### TASK TO COMPLETE
Omit every picture and write out the rest of the records exactly.

### EXERCISE MATERIAL
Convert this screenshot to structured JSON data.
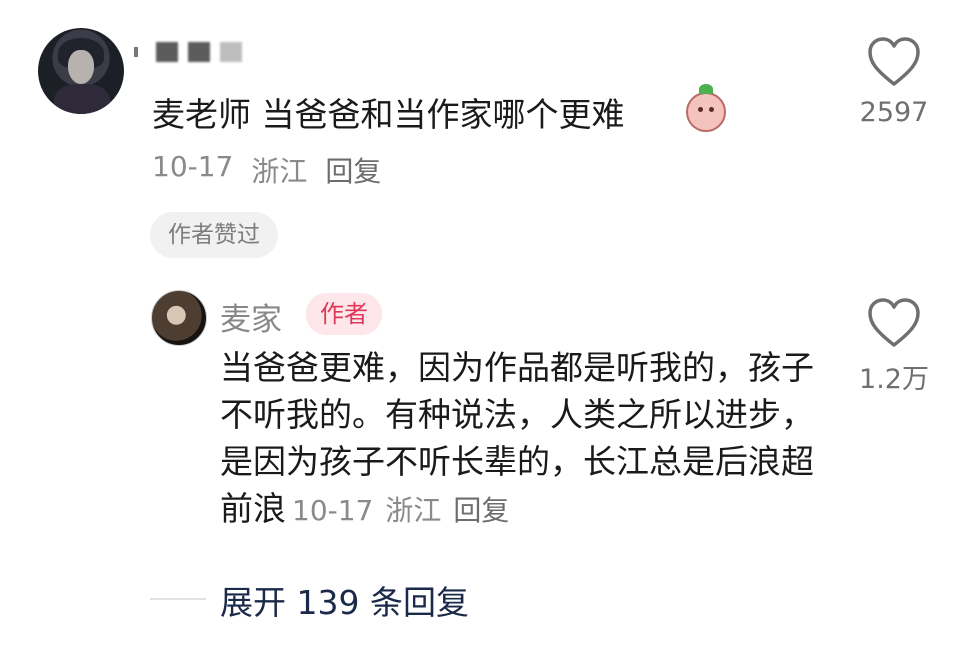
{
  "comment": {
    "text": "麦老师 当爸爸和当作家哪个更难",
    "date": "10-17",
    "location": "浙江",
    "reply_label": "回复",
    "likes": "2597",
    "author_liked_badge": "作者赞过",
    "emoji_icon": "peach-emoji-icon"
  },
  "reply": {
    "author": "麦家",
    "author_tag": "作者",
    "text": "当爸爸更难，因为作品都是听我的，孩子不听我的。有种说法，人类之所以进步，是因为孩子不听长辈的，长江总是后浪超前浪",
    "date": "10-17",
    "location": "浙江",
    "reply_label": "回复",
    "likes": "1.2万"
  },
  "expand": {
    "label": "展开 139 条回复"
  },
  "colors": {
    "author_tag_bg": "#fde7ea",
    "author_tag_text": "#e0385a",
    "expand_text": "#1b2a4a",
    "meta_text": "#8a8a8a"
  }
}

### RESPONSE TO THIS EXERCISE
Convert this screenshot to structured JSON data.
{
  "comment": {
    "text": "麦老师 当爸爸和当作家哪个更难",
    "date": "10-17",
    "location": "浙江",
    "reply_label": "回复",
    "likes": "2597",
    "author_liked_badge": "作者赞过",
    "emoji_icon": "peach-emoji-icon"
  },
  "reply": {
    "author": "麦家",
    "author_tag": "作者",
    "text": "当爸爸更难，因为作品都是听我的，孩子不听我的。有种说法，人类之所以进步，是因为孩子不听长辈的，长江总是后浪超前浪",
    "date": "10-17",
    "location": "浙江",
    "reply_label": "回复",
    "likes": "1.2万"
  },
  "expand": {
    "label": "展开 139 条回复"
  },
  "colors": {
    "author_tag_bg": "#fde7ea",
    "author_tag_text": "#e0385a",
    "expand_text": "#1b2a4a",
    "meta_text": "#8a8a8a"
  }
}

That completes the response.